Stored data
* * *
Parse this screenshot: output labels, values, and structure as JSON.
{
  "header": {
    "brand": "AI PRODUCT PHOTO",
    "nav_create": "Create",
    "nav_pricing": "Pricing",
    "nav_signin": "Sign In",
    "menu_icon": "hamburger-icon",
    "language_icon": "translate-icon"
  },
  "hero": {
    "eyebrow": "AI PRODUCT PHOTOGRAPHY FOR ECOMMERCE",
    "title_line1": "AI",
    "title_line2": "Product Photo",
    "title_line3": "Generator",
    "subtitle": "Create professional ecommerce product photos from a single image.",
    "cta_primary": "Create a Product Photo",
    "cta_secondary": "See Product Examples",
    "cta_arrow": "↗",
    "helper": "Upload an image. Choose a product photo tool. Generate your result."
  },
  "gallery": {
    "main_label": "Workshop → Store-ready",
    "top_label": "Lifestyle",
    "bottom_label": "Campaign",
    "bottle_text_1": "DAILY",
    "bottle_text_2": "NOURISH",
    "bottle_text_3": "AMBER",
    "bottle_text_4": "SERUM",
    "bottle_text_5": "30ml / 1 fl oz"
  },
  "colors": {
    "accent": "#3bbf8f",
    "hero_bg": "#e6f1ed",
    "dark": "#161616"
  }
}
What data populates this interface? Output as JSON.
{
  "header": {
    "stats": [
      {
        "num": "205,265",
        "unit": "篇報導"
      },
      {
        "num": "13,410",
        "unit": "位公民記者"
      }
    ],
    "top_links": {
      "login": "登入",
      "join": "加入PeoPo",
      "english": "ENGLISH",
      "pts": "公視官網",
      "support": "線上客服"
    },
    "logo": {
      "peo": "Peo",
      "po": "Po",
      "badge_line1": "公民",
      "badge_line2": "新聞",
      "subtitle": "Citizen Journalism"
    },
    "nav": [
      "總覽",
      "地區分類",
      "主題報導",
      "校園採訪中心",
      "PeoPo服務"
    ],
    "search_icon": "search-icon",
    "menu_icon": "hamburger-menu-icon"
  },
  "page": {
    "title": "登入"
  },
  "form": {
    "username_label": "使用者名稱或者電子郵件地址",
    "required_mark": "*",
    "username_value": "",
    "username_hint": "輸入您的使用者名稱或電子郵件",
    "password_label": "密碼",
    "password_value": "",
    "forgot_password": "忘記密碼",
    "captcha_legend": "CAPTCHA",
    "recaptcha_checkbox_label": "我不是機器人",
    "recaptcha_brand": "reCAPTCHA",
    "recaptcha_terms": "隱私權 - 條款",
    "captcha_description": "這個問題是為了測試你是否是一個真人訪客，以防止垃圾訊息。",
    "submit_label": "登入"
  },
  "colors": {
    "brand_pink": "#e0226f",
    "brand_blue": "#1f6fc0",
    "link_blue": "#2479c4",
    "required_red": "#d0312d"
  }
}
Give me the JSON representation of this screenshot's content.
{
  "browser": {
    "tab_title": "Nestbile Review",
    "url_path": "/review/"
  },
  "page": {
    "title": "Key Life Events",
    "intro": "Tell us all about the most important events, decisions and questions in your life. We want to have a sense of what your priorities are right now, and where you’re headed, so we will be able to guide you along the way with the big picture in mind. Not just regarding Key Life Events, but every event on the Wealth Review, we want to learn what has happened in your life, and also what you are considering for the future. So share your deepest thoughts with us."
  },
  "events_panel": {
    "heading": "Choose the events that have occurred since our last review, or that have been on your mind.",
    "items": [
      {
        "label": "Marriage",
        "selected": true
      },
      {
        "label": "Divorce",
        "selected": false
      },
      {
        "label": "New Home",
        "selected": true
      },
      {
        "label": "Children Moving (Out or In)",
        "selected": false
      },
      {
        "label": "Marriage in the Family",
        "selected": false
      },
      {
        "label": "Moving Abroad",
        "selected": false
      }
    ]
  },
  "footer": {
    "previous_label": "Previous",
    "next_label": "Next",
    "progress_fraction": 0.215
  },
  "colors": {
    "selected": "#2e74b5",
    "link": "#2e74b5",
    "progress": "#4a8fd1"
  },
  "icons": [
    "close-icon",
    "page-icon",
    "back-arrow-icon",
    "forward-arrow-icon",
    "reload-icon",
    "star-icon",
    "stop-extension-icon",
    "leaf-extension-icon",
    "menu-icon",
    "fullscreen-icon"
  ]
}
* * *
Task objective ▸
Each line in the listing above that contains "mind" should be copied.

Task result ▸
    "intro": "Tell us all about the most important events, decisions and questions in your life. We want to have a sense of what your priorities are right now, and where you’re headed, so we will be able to guide you along the way with the big picture in mind. Not just regarding Key Life Events, but every event on the Wealth Review, we want to learn what has happened in your life, and also what you are considering for the future. So share your deepest thoughts with us."
    "heading": "Choose the events that have occurred since our last review, or that have been on your mind.",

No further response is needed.